Given problem:
Your answer should be a single number: the count of lines that include the word "text".

Dataset records:
»»

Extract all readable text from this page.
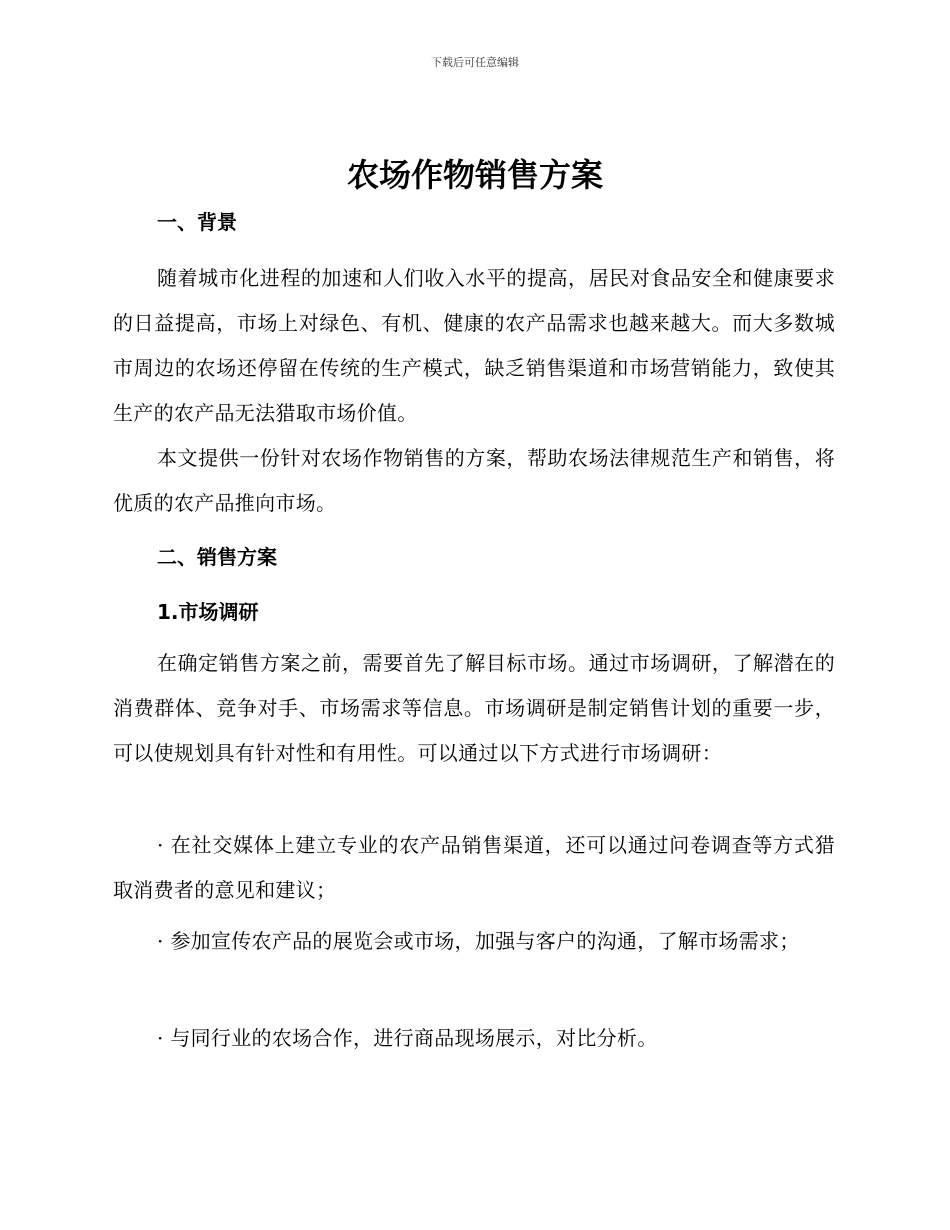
下载后可任意编辑
农场作物销售方案
一、背景
随着城市化进程的加速和人们收入水平的提高，居民对食品安全和健康要求的日益提高，市场上对绿色、有机、健康的农产品需求也越来越大。而大多数城市周边的农场还停留在传统的生产模式，缺乏销售渠道和市场营销能力，致使其生产的农产品无法猎取市场价值。
本文提供一份针对农场作物销售的方案，帮助农场法律规范生产和销售，将优质的农产品推向市场。
二、销售方案
1.市场调研
在确定销售方案之前，需要首先了解目标市场。通过市场调研，了解潜在的消费群体、竞争对手、市场需求等信息。市场调研是制定销售计划的重要一步，可以使规划具有针对性和有用性。可以通过以下方式进行市场调研：
· 在社交媒体上建立专业的农产品销售渠道，还可以通过问卷调查等方式猎取消费者的意见和建议；
· 参加宣传农产品的展览会或市场，加强与客户的沟通，了解市场需求；
· 与同行业的农场合作，进行商品现场展示，对比分析。
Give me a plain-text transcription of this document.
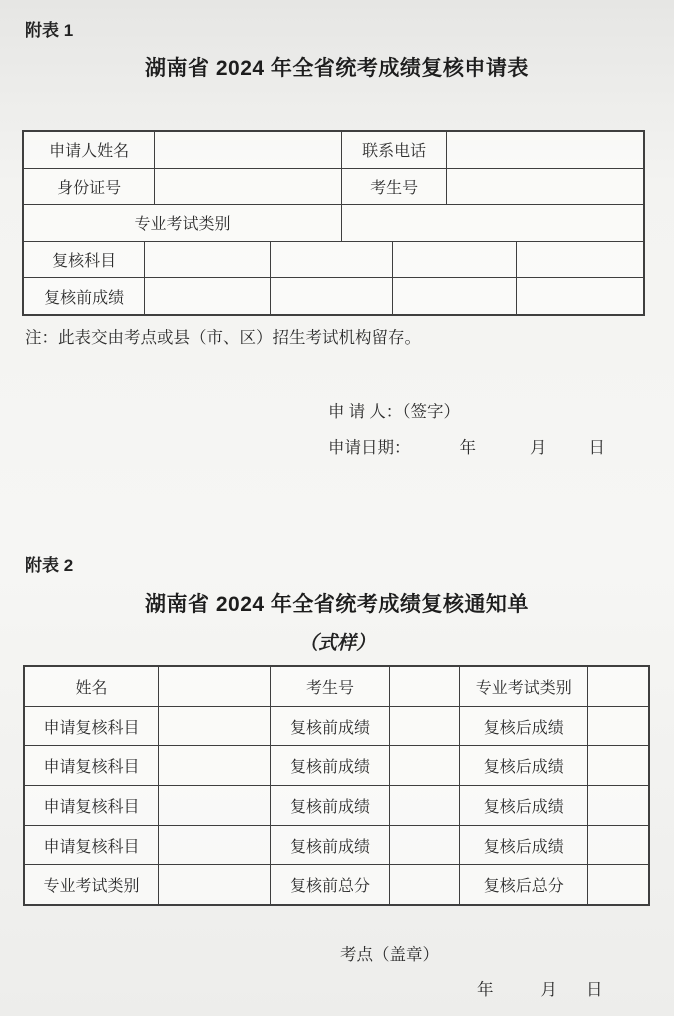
附表 1
湖南省 2024 年全省统考成绩复核申请表
申请人姓名	联系电话
身份证号	考生号
专业考试类别
复核科目
复核前成绩
注：此表交由考点或县（市、区）招生考试机构留存。
申 请 人：（签字）
申请日期：	年	月	日
附表 2
湖南省 2024 年全省统考成绩复核通知单
（式样）
姓名	考生号	专业考试类别
申请复核科目	复核前成绩	复核后成绩
申请复核科目	复核前成绩	复核后成绩
申请复核科目	复核前成绩	复核后成绩
申请复核科目	复核前成绩	复核后成绩
专业考试类别	复核前总分	复核后总分
考点（盖章）
年	月 日
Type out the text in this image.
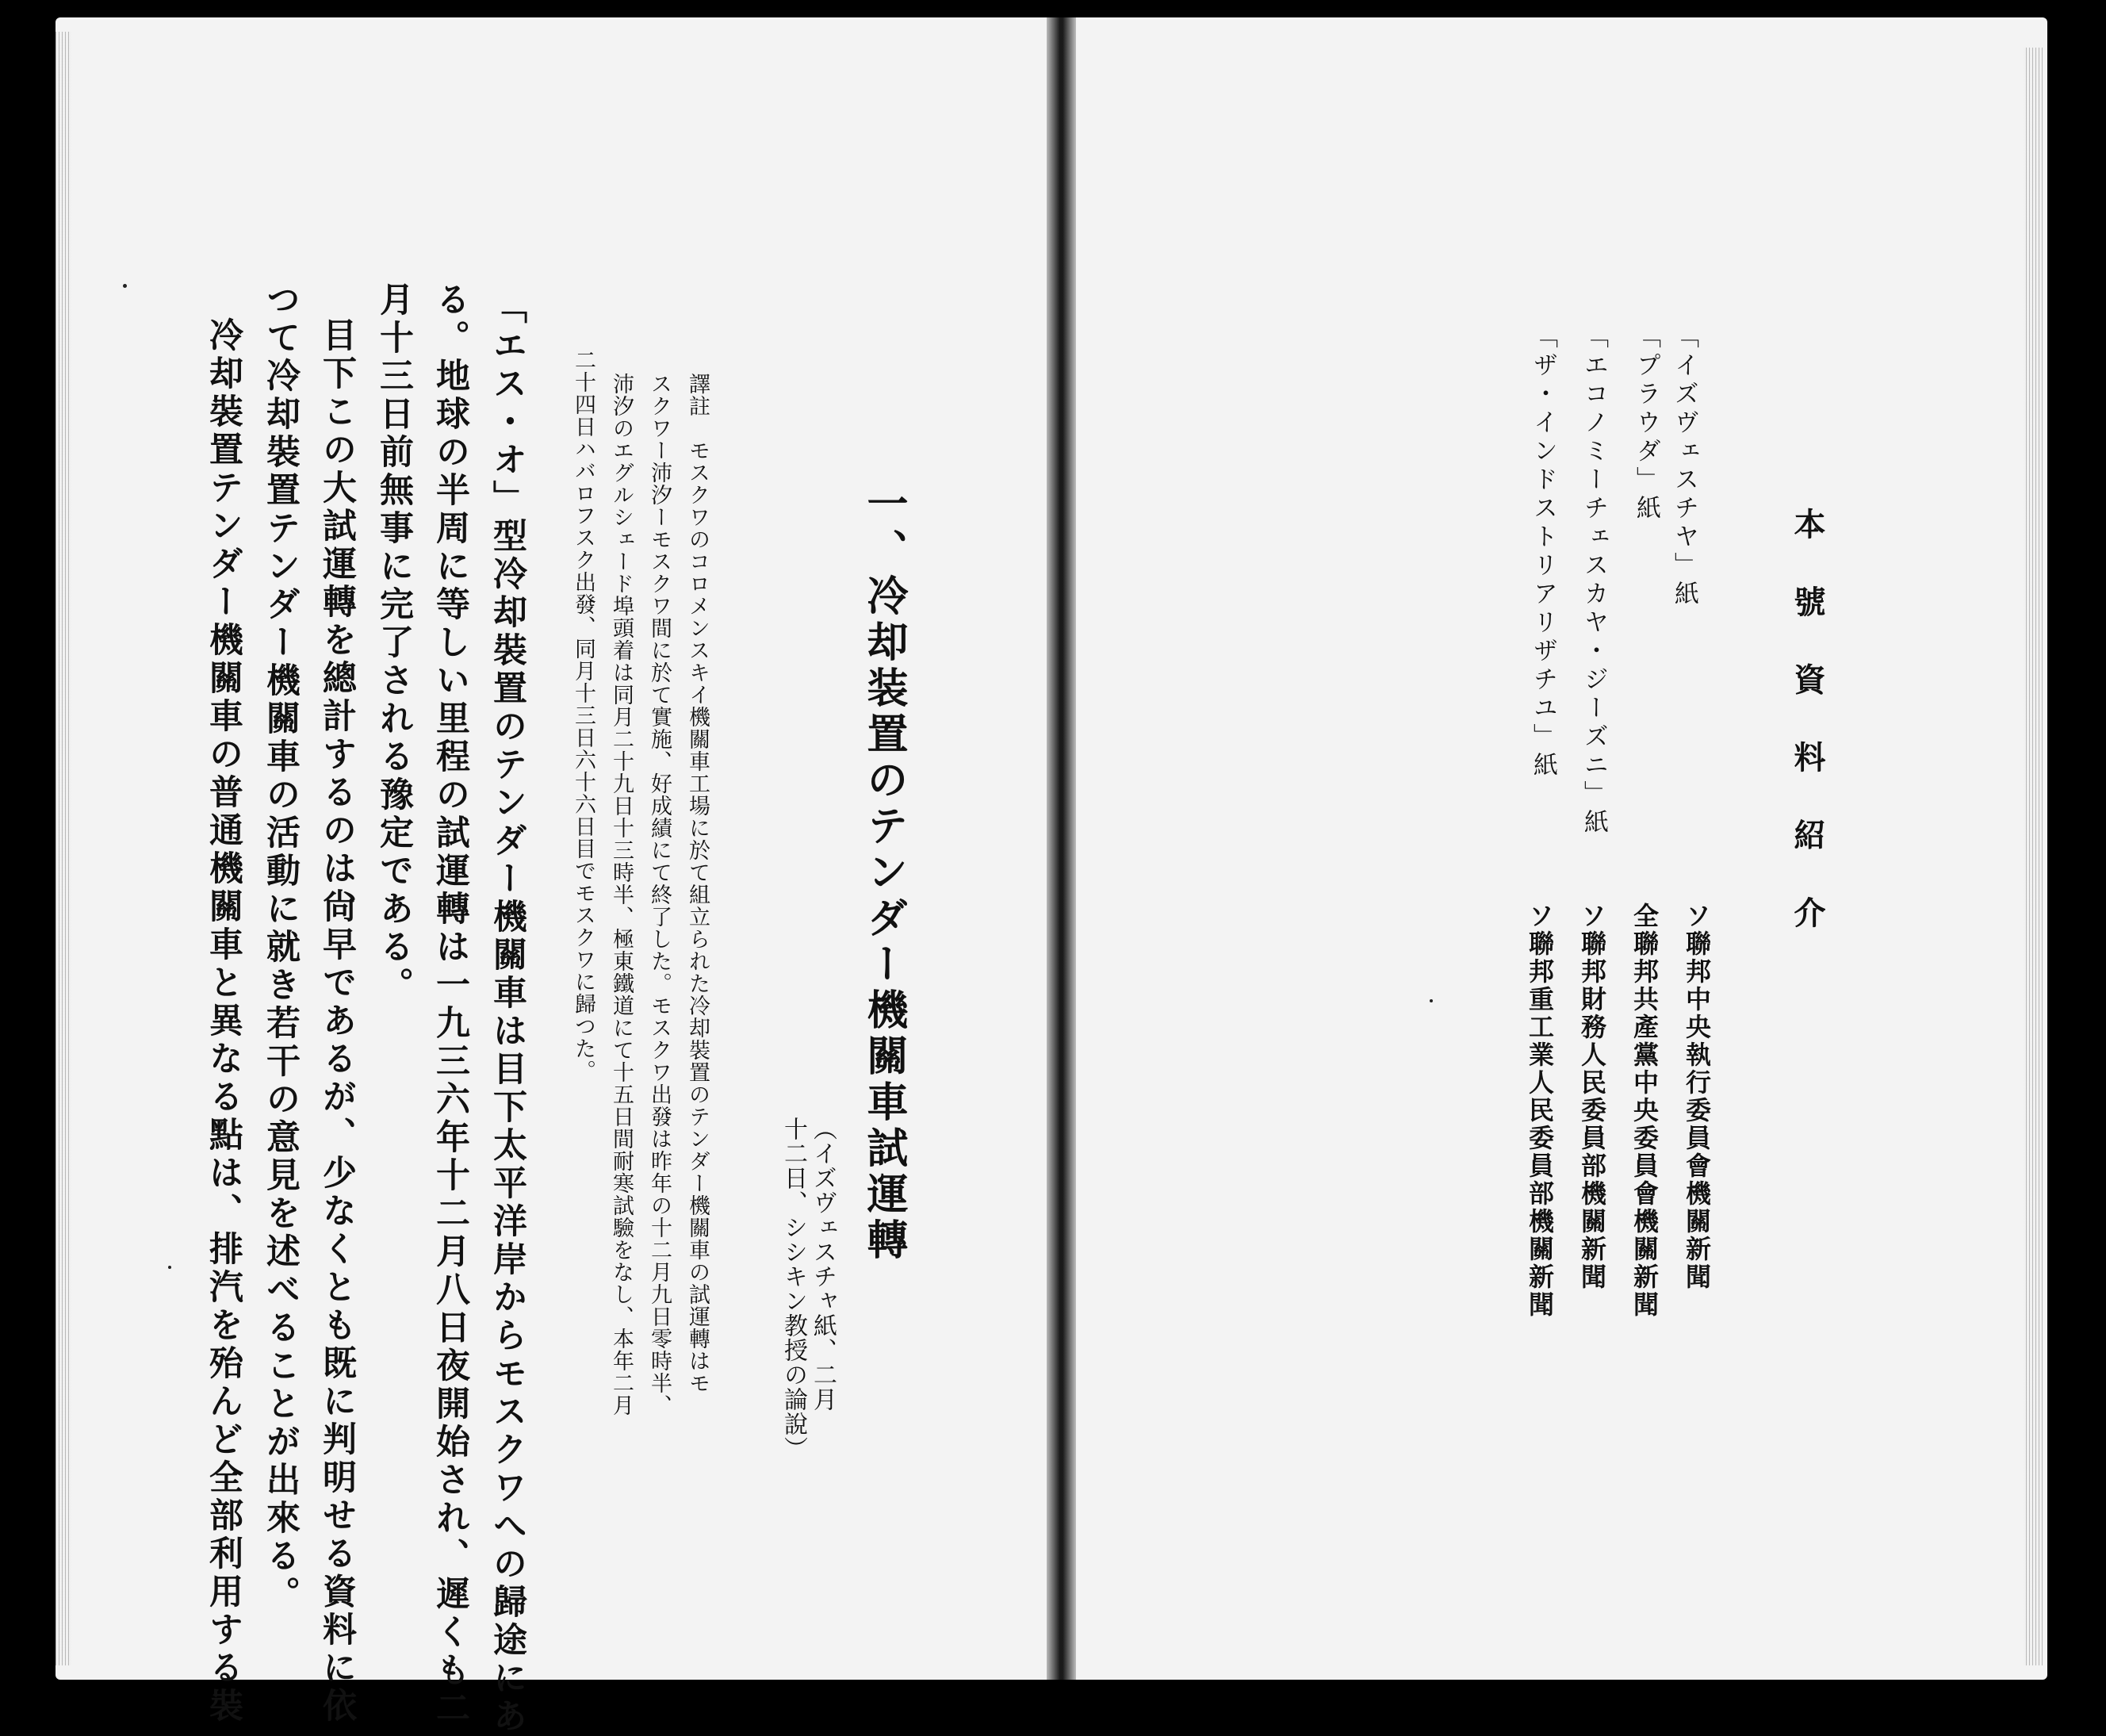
一、冷却装置のテンダー機關車試運轉
（イズヴェスチャ紙、二月
十二日、シシキン教授の論說）
譯註　モスクワのコロメンスキイ機關車工場に於て組立られた冷却裝置のテンダー機關車の試運轉はモ
スクワー沛汐ーモスクワ間に於て實施、好成績にて終了した。モスクワ出發は昨年の十二月九日零時半、
沛汐のエグルシェード埠頭着は同月二十九日十三時半、極東鐵道にて十五日間耐寒試驗をなし、本年二月
二十四日ハバロフスク出發、同月十三日六十六日目でモスクワに歸つた。
「エス・オ」型冷却裝置のテンダー機關車は目下太平洋岸からモスクワへの歸途にあ
る。地球の半周に等しい里程の試運轉は一九三六年十二月八日夜開始され、遲くも二
月十三日前無事に完了される豫定である。
目下この大試運轉を總計するのは尙早であるが、少なくとも既に判明せる資料に依
つて冷却裝置テンダー機關車の活動に就き若干の意見を述べることが出來る。
冷却裝置テンダー機關車の普通機關車と異なる點は、排汽を殆んど全部利用する裝	本號資料紹介
「イズヴェスチヤ」紙
「プラウダ」紙
「エコノミーチェスカヤ・ジーズニ」紙
「ザ・インドストリアリザチユ」紙
ソ聯邦中央執行委員會機關新聞
全聯邦共產黨中央委員會機關新聞
ソ聯邦財務人民委員部機關新聞
ソ聯邦重工業人民委員部機關新聞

««

Written response:
3